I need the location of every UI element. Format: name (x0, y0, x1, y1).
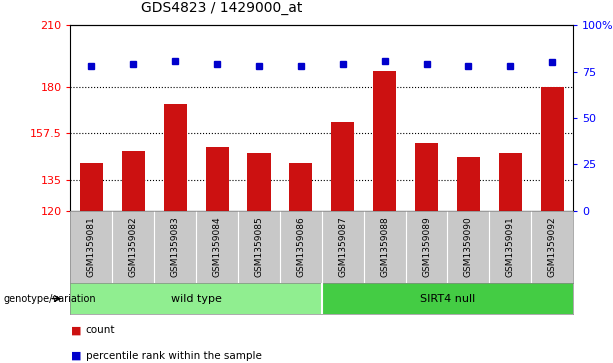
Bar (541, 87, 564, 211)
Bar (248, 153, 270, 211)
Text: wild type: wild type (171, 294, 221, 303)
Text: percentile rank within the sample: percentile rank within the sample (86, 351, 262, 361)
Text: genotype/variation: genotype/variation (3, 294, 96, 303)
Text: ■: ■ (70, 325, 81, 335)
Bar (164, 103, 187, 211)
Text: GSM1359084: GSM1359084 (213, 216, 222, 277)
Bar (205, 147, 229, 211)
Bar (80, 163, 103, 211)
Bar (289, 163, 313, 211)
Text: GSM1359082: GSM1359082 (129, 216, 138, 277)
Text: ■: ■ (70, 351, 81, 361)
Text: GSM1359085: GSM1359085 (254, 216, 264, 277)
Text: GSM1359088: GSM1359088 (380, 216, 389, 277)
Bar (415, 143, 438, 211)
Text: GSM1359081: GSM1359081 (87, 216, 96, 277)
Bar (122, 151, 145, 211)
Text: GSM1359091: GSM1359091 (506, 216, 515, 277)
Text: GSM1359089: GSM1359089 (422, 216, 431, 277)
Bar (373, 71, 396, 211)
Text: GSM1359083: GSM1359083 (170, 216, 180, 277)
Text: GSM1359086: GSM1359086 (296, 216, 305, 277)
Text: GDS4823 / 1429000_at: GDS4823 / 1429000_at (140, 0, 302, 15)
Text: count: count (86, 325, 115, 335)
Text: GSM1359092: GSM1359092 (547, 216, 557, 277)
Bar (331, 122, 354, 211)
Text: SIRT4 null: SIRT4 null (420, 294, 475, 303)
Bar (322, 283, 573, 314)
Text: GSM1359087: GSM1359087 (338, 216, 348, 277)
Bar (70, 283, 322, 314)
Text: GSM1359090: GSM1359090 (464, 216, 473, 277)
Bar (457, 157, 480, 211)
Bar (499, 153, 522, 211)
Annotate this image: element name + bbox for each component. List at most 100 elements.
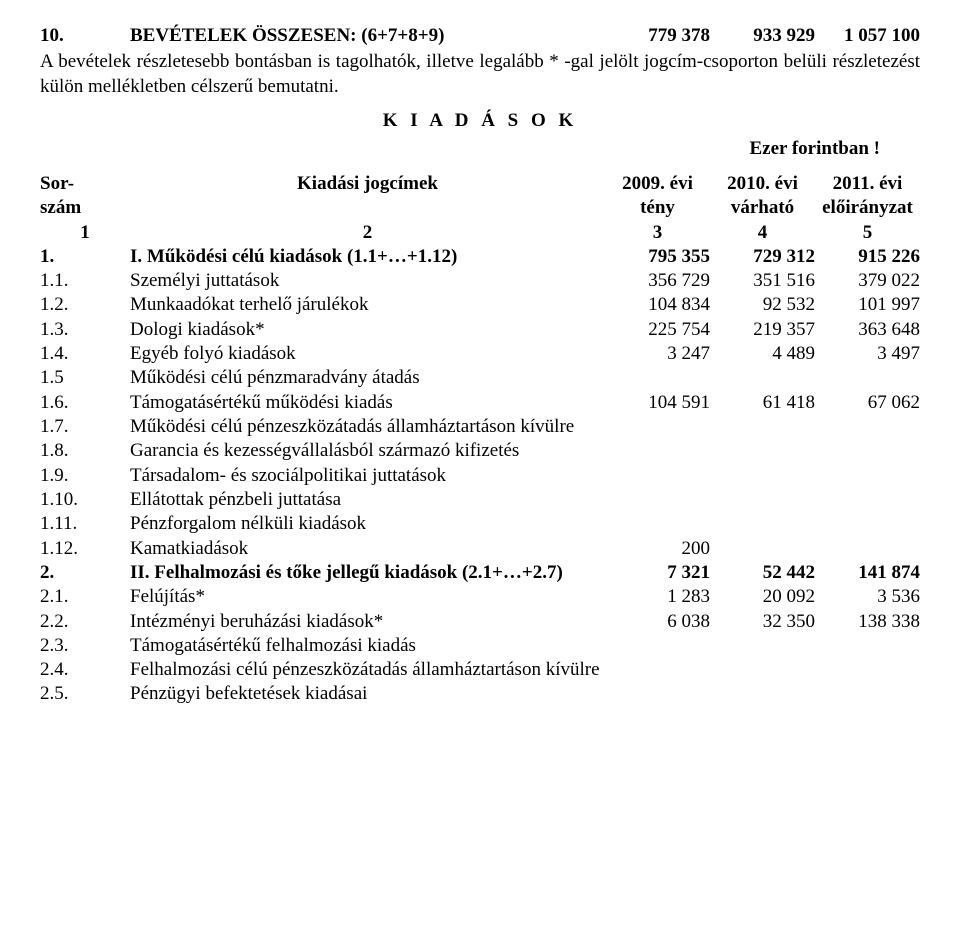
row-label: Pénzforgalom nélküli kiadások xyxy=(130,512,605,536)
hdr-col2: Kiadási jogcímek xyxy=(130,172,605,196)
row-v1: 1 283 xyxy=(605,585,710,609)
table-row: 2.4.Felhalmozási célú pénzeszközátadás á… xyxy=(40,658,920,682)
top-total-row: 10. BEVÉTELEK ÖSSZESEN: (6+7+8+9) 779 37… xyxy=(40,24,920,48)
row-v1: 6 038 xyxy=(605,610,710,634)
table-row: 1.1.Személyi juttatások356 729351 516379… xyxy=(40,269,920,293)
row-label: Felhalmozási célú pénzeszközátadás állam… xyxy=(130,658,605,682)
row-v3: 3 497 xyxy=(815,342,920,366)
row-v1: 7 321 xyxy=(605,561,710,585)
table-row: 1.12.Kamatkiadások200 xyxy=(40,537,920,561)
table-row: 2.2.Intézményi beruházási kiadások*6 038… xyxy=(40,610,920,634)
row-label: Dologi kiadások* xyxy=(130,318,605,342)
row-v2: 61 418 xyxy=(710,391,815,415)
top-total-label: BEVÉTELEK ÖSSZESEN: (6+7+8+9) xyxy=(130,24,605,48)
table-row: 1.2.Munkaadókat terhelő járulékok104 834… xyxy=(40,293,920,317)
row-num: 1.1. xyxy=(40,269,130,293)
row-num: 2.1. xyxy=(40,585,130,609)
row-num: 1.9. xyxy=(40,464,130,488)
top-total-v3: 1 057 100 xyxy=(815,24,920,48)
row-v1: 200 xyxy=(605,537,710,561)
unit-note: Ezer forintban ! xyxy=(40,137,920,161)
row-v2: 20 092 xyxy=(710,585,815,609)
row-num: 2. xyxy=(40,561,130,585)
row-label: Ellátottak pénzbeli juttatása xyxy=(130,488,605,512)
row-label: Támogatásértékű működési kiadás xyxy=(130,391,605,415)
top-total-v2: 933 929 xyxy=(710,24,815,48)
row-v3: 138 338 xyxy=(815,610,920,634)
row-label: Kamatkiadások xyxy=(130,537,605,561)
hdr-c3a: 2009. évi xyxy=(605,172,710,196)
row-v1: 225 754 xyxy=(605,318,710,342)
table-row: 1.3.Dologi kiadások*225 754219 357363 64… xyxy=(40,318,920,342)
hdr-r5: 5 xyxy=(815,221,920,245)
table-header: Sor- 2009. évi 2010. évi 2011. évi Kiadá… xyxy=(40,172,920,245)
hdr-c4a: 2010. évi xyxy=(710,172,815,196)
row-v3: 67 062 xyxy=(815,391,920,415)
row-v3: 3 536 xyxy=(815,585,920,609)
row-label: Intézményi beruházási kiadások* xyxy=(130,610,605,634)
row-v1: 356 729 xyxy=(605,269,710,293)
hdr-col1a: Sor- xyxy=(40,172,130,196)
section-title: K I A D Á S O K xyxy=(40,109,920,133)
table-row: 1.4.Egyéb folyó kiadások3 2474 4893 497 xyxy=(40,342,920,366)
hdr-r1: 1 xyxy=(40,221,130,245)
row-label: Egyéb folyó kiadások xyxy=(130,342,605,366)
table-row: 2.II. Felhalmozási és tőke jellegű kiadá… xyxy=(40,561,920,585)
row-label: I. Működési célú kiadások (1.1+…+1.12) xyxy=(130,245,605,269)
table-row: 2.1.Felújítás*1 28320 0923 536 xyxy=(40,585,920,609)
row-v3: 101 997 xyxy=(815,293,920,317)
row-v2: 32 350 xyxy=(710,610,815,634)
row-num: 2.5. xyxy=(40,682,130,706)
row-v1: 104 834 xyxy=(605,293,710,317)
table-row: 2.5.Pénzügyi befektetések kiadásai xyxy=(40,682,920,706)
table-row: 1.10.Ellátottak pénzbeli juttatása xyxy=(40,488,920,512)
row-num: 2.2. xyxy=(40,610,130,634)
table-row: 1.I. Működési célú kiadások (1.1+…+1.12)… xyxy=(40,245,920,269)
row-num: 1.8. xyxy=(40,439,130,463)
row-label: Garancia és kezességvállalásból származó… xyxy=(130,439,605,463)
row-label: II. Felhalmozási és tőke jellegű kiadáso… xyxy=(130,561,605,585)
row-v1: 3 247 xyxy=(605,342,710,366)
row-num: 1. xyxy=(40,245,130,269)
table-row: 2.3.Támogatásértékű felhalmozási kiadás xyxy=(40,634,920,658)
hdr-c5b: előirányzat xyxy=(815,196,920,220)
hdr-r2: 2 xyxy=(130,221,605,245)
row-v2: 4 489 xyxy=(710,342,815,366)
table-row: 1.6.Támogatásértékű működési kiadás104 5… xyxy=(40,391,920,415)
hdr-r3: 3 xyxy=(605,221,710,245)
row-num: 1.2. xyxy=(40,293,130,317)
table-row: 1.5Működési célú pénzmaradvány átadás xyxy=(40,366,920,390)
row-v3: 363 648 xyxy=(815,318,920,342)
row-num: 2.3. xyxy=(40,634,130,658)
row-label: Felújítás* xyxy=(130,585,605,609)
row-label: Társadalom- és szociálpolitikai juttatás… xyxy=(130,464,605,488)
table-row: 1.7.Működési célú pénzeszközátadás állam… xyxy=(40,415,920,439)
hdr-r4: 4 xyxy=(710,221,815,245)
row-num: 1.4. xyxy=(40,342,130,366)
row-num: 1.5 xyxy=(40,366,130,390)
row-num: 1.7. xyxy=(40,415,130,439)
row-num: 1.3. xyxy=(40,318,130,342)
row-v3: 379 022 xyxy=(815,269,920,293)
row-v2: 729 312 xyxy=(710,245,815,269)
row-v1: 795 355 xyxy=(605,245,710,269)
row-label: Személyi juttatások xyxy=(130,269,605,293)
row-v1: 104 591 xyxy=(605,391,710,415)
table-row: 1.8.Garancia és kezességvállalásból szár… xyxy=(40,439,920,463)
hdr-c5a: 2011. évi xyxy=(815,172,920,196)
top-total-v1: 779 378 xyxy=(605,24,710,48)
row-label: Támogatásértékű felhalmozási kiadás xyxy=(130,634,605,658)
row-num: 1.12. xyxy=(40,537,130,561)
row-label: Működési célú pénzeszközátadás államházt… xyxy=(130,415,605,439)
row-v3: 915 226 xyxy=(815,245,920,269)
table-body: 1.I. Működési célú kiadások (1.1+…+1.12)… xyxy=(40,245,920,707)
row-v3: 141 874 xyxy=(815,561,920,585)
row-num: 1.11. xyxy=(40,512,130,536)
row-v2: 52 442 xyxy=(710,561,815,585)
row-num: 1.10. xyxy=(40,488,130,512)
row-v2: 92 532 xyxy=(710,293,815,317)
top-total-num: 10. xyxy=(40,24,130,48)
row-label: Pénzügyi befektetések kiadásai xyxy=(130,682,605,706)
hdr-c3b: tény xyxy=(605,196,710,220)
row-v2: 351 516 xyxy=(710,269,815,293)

------------------------------------

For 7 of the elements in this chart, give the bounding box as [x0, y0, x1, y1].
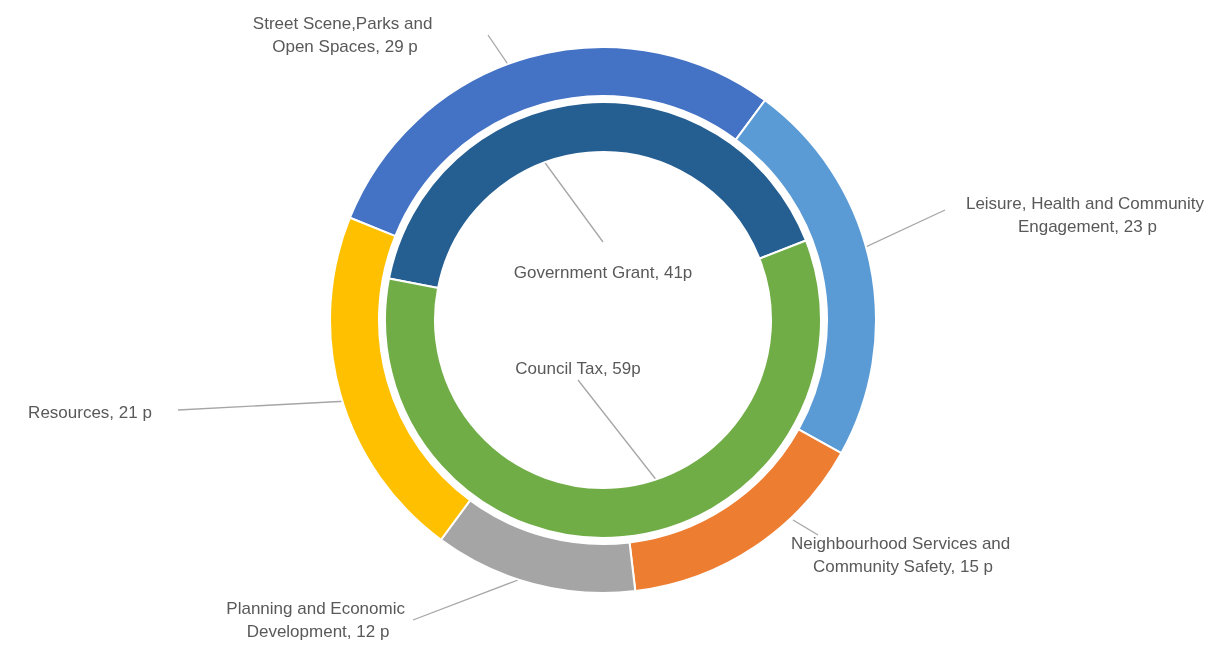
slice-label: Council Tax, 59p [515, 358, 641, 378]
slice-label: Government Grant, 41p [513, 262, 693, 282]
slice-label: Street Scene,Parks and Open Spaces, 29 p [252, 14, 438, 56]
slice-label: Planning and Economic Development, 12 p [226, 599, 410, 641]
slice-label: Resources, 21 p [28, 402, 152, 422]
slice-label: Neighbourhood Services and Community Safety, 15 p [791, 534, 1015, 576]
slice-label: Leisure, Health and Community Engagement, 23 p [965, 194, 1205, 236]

------------------------------------

* [Requirements] Recast the material from the line with "I need the location" to the line with "Text: genotype/variation: genotype/variation" as a two-column CSV headed input and output, with one row for each thing asked and its answer. Quote every field, replace line breaks with spaces, and leave the pictures out.

* [Written answer]
input,output
"I need the location of every UI element. Format: name (x0, y0, x1, y1).","Bar (541, 87, 564, 211) Bar (248, 153, 270, 211) Text: wild type: wild type (171, 294, 221, 303) Text: percentile rank within the sample: percentile rank within the sample (86, 351, 262, 361) Text: genotype/variation: genotype/variation (3, 294, 96, 303)"